Copy the data precisely, keeping every character.

◆ GIVEN RECORDS:
::::
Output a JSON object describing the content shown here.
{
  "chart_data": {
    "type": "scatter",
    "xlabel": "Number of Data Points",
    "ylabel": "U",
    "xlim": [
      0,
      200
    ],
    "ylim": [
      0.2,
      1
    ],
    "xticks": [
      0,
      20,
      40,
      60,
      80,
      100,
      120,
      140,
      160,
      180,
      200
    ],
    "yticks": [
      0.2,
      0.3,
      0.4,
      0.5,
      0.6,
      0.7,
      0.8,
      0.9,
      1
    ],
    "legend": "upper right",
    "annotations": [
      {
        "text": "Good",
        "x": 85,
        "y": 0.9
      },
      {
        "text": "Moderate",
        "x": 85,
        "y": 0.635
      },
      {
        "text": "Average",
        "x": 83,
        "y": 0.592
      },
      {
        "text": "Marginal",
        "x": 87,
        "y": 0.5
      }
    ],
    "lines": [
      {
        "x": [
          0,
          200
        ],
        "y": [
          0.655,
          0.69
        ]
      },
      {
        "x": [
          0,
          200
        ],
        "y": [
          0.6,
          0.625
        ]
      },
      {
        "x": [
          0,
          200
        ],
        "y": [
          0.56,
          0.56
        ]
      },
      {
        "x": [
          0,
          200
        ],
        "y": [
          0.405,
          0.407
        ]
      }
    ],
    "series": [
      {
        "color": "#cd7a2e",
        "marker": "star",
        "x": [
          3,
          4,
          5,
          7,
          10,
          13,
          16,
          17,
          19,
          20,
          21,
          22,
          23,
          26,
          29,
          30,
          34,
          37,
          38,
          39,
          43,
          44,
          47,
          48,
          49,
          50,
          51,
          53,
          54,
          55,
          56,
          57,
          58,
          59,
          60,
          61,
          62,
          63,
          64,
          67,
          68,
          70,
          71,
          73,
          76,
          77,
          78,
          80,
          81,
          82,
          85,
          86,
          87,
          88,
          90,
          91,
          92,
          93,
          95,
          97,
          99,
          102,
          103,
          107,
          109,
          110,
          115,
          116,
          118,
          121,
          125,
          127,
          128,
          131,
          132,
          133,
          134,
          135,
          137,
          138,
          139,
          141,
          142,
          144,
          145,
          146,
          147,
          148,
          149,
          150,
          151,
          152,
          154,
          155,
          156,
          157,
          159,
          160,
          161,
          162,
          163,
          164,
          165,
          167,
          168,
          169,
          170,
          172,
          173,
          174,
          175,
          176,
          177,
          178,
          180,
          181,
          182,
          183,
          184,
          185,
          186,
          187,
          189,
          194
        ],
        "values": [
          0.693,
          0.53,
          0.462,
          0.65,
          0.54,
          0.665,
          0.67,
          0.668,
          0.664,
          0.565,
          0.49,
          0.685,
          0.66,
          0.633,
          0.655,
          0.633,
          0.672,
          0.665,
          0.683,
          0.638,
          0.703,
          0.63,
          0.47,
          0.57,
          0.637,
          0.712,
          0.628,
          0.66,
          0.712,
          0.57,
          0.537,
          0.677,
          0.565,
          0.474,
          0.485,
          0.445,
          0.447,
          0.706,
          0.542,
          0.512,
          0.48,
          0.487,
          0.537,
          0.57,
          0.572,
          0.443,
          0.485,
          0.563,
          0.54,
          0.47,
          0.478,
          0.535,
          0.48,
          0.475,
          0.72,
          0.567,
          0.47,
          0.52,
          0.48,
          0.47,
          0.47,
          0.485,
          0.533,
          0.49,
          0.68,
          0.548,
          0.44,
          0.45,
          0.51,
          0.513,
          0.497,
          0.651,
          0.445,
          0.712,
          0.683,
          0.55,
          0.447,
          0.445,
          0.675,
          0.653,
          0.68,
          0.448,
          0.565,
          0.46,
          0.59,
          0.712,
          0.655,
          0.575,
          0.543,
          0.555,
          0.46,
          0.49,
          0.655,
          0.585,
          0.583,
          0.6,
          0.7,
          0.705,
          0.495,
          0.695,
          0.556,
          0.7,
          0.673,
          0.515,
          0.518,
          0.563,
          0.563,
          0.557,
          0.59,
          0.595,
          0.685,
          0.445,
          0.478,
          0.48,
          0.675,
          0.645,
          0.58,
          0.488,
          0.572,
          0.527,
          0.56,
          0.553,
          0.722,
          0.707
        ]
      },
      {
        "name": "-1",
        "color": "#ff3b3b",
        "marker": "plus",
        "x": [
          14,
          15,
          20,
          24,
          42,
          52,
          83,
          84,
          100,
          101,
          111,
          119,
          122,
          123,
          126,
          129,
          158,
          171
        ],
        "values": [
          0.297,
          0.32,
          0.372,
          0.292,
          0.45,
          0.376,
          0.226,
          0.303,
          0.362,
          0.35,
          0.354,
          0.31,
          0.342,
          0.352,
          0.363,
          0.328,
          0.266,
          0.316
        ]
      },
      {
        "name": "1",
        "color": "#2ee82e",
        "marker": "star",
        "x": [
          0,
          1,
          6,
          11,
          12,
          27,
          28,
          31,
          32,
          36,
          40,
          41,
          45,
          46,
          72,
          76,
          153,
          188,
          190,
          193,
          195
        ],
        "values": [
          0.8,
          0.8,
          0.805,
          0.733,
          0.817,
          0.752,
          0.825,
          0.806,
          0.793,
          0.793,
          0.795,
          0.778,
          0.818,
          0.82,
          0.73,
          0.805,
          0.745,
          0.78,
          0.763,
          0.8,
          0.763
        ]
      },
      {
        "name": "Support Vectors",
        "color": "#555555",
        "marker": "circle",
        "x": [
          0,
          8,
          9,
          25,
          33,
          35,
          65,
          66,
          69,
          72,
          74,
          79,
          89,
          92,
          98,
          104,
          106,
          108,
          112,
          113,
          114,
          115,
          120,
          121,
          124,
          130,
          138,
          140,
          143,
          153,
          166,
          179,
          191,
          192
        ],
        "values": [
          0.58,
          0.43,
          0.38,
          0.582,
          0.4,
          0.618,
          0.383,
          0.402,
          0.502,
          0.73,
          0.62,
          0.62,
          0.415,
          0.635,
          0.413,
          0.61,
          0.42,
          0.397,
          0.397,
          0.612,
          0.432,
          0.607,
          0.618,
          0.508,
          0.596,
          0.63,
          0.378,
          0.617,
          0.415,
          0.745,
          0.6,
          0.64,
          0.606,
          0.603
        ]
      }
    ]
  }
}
::::
◆ EXERCISE OUTPUT:
Output a JSON object describing the content shown here.
{
  "chart_data": {
    "type": "scatter",
    "xlabel": "Number of Data Points",
    "ylabel": "U",
    "xlim": [
      0,
      200
    ],
    "ylim": [
      0.2,
      1
    ],
    "xticks": [
      0,
      20,
      40,
      60,
      80,
      100,
      120,
      140,
      160,
      180,
      200
    ],
    "yticks": [
      0.2,
      0.3,
      0.4,
      0.5,
      0.6,
      0.7,
      0.8,
      0.9,
      1
    ],
    "legend": "upper right",
    "annotations": [
      {
        "text": "Good",
        "x": 85,
        "y": 0.9
      },
      {
        "text": "Moderate",
        "x": 85,
        "y": 0.635
      },
      {
        "text": "Average",
        "x": 83,
        "y": 0.592
      },
      {
        "text": "Marginal",
        "x": 87,
        "y": 0.5
      }
    ],
    "lines": [
      {
        "x": [
          0,
          200
        ],
        "y": [
          0.655,
          0.69
        ]
      },
      {
        "x": [
          0,
          200
        ],
        "y": [
          0.6,
          0.625
        ]
      },
      {
        "x": [
          0,
          200
        ],
        "y": [
          0.56,
          0.56
        ]
      },
      {
        "x": [
          0,
          200
        ],
        "y": [
          0.405,
          0.407
        ]
      }
    ],
    "series": [
      {
        "color": "#cd7a2e",
        "marker": "star",
        "x": [
          3,
          4,
          5,
          7,
          10,
          13,
          16,
          17,
          19,
          20,
          21,
          22,
          23,
          26,
          29,
          30,
          34,
          37,
          38,
          39,
          43,
          44,
          47,
          48,
          49,
          50,
          51,
          53,
          54,
          55,
          56,
          57,
          58,
          59,
          60,
          61,
          62,
          63,
          64,
          67,
          68,
          70,
          71,
          73,
          76,
          77,
          78,
          80,
          81,
          82,
          85,
          86,
          87,
          88,
          90,
          91,
          92,
          93,
          95,
          97,
          99,
          102,
          103,
          107,
          109,
          110,
          115,
          116,
          118,
          121,
          125,
          127,
          128,
          131,
          132,
          133,
          134,
          135,
          137,
          138,
          139,
          141,
          142,
          144,
          145,
          146,
          147,
          148,
          149,
          150,
          151,
          152,
          154,
          155,
          156,
          157,
          159,
          160,
          161,
          162,
          163,
          164,
          165,
          167,
          168,
          169,
          170,
          172,
          173,
          174,
          175,
          176,
          177,
          178,
          180,
          181,
          182,
          183,
          184,
          185,
          186,
          187,
          189,
          194
        ],
        "values": [
          0.693,
          0.53,
          0.462,
          0.65,
          0.54,
          0.665,
          0.67,
          0.668,
          0.664,
          0.565,
          0.49,
          0.685,
          0.66,
          0.633,
          0.655,
          0.633,
          0.672,
          0.665,
          0.683,
          0.638,
          0.703,
          0.63,
          0.47,
          0.57,
          0.637,
          0.712,
          0.628,
          0.66,
          0.712,
          0.57,
          0.537,
          0.677,
          0.565,
          0.474,
          0.485,
          0.445,
          0.447,
          0.706,
          0.542,
          0.512,
          0.48,
          0.487,
          0.537,
          0.57,
          0.572,
          0.443,
          0.485,
          0.563,
          0.54,
          0.47,
          0.478,
          0.535,
          0.48,
          0.475,
          0.72,
          0.567,
          0.47,
          0.52,
          0.48,
          0.47,
          0.47,
          0.485,
          0.533,
          0.49,
          0.68,
          0.548,
          0.44,
          0.45,
          0.51,
          0.513,
          0.497,
          0.651,
          0.445,
          0.712,
          0.683,
          0.55,
          0.447,
          0.445,
          0.675,
          0.653,
          0.68,
          0.448,
          0.565,
          0.46,
          0.59,
          0.712,
          0.655,
          0.575,
          0.543,
          0.555,
          0.46,
          0.49,
          0.655,
          0.585,
          0.583,
          0.6,
          0.7,
          0.705,
          0.495,
          0.695,
          0.556,
          0.7,
          0.673,
          0.515,
          0.518,
          0.563,
          0.563,
          0.557,
          0.59,
          0.595,
          0.685,
          0.445,
          0.478,
          0.48,
          0.675,
          0.645,
          0.58,
          0.488,
          0.572,
          0.527,
          0.56,
          0.553,
          0.722,
          0.707
        ]
      },
      {
        "name": "-1",
        "color": "#ff3b3b",
        "marker": "plus",
        "x": [
          14,
          15,
          20,
          24,
          42,
          52,
          83,
          84,
          100,
          101,
          111,
          119,
          122,
          123,
          126,
          129,
          158,
          171
        ],
        "values": [
          0.297,
          0.32,
          0.372,
          0.292,
          0.45,
          0.376,
          0.226,
          0.303,
          0.362,
          0.35,
          0.354,
          0.31,
          0.342,
          0.352,
          0.363,
          0.328,
          0.266,
          0.316
        ]
      },
      {
        "name": "1",
        "color": "#2ee82e",
        "marker": "star",
        "x": [
          0,
          1,
          6,
          11,
          12,
          27,
          28,
          31,
          32,
          36,
          40,
          41,
          45,
          46,
          72,
          76,
          153,
          188,
          190,
          193,
          195
        ],
        "values": [
          0.8,
          0.8,
          0.805,
          0.733,
          0.817,
          0.752,
          0.825,
          0.806,
          0.793,
          0.793,
          0.795,
          0.778,
          0.818,
          0.82,
          0.73,
          0.805,
          0.745,
          0.78,
          0.763,
          0.8,
          0.763
        ]
      },
      {
        "name": "Support Vectors",
        "color": "#555555",
        "marker": "circle",
        "x": [
          0,
          8,
          9,
          25,
          33,
          35,
          65,
          66,
          69,
          72,
          74,
          79,
          89,
          92,
          98,
          104,
          106,
          108,
          112,
          113,
          114,
          115,
          120,
          121,
          124,
          130,
          138,
          140,
          143,
          153,
          166,
          179,
          191,
          192
        ],
        "values": [
          0.58,
          0.43,
          0.38,
          0.582,
          0.4,
          0.618,
          0.383,
          0.402,
          0.502,
          0.73,
          0.62,
          0.62,
          0.415,
          0.635,
          0.413,
          0.61,
          0.42,
          0.397,
          0.397,
          0.612,
          0.432,
          0.607,
          0.618,
          0.508,
          0.596,
          0.63,
          0.378,
          0.617,
          0.415,
          0.745,
          0.6,
          0.64,
          0.606,
          0.603
        ]
      }
    ]
  }
}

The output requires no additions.